## SET PROBLEM
Look through the data below. Collect every line where the word "Изменение" occurs.

(Data records)
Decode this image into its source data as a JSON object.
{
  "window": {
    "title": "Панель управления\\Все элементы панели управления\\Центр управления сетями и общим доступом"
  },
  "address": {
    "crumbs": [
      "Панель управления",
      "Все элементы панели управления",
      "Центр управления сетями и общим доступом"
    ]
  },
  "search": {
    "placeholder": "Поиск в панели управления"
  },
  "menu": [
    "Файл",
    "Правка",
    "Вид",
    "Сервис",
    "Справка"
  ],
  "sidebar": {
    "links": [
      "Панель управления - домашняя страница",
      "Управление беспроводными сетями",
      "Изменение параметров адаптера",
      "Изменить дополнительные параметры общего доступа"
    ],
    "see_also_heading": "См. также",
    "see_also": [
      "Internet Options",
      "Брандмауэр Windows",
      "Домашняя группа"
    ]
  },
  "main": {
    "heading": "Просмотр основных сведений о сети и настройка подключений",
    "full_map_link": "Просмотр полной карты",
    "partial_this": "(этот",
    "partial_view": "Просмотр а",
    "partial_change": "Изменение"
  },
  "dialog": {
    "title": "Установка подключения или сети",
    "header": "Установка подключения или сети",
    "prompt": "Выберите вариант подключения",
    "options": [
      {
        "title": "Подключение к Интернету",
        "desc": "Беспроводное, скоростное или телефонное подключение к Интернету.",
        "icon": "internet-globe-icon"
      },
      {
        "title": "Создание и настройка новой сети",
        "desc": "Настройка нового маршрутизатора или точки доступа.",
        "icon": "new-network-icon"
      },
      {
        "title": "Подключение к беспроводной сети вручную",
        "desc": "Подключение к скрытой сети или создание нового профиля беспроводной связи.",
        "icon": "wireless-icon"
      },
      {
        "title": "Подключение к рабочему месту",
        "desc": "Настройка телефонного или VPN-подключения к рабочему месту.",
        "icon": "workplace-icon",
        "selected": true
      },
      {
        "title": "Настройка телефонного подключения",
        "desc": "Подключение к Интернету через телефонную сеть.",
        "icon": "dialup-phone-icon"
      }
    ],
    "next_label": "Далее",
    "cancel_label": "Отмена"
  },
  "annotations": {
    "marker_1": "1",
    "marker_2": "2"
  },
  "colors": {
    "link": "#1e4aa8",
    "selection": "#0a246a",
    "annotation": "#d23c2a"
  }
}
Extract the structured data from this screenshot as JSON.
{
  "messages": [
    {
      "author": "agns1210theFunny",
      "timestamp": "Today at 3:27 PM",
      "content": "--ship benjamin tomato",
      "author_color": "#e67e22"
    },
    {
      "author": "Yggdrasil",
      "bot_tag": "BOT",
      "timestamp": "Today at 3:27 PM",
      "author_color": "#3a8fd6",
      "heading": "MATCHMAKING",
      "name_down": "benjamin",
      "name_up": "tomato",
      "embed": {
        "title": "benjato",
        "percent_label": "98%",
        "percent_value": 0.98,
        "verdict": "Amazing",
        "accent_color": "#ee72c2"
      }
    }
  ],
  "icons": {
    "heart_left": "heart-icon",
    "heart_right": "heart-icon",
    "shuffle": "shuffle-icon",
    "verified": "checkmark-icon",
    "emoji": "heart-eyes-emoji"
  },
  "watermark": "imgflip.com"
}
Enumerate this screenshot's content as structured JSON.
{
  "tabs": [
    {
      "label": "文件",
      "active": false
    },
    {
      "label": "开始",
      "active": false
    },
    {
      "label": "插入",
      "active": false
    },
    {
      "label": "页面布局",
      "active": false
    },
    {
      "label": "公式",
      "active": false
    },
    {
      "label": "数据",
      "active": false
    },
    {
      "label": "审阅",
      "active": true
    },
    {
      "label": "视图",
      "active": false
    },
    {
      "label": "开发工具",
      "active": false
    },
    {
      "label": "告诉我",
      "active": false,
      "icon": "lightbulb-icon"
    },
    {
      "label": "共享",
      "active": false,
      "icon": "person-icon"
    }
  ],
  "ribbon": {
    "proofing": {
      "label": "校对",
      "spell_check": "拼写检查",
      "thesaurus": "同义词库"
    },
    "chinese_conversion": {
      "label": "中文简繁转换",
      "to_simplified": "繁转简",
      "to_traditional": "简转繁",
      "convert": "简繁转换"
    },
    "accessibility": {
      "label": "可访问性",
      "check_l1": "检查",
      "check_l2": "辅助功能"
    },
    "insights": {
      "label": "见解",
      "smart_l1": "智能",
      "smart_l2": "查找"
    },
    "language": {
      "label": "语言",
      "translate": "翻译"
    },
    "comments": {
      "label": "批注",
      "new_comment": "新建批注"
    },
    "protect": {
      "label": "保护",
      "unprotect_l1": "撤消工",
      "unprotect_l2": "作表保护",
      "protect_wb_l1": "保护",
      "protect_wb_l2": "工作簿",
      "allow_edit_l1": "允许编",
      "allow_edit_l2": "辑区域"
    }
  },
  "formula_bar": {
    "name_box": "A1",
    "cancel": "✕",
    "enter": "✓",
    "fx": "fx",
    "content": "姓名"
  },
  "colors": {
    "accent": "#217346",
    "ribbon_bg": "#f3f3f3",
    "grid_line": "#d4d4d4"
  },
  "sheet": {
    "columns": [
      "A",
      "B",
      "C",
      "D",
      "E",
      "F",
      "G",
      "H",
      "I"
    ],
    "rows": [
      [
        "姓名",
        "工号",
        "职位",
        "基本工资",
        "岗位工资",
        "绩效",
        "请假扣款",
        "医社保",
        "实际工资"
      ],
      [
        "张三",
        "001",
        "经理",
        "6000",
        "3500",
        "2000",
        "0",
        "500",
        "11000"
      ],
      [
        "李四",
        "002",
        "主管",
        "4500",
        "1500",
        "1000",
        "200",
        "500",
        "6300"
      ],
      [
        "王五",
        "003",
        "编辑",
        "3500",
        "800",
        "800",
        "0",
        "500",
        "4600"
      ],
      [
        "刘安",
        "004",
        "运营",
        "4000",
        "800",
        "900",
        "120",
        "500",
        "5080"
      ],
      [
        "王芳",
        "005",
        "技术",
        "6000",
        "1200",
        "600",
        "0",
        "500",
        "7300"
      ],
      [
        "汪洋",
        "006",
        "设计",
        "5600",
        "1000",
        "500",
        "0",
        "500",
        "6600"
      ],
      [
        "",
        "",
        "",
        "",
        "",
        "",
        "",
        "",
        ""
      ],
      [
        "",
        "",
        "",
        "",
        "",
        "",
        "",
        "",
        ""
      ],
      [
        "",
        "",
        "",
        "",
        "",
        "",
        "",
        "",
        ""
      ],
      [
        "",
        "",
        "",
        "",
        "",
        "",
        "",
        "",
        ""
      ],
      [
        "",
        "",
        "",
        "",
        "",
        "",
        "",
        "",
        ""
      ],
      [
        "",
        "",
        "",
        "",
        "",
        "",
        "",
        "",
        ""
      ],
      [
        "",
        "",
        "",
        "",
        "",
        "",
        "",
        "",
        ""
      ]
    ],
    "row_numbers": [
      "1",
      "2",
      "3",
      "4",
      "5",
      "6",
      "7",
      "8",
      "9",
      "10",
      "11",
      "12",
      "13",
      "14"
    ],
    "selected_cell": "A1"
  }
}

## TASK ANSWER
      "Изменение параметров адаптера",
    "partial_change": "Изменение"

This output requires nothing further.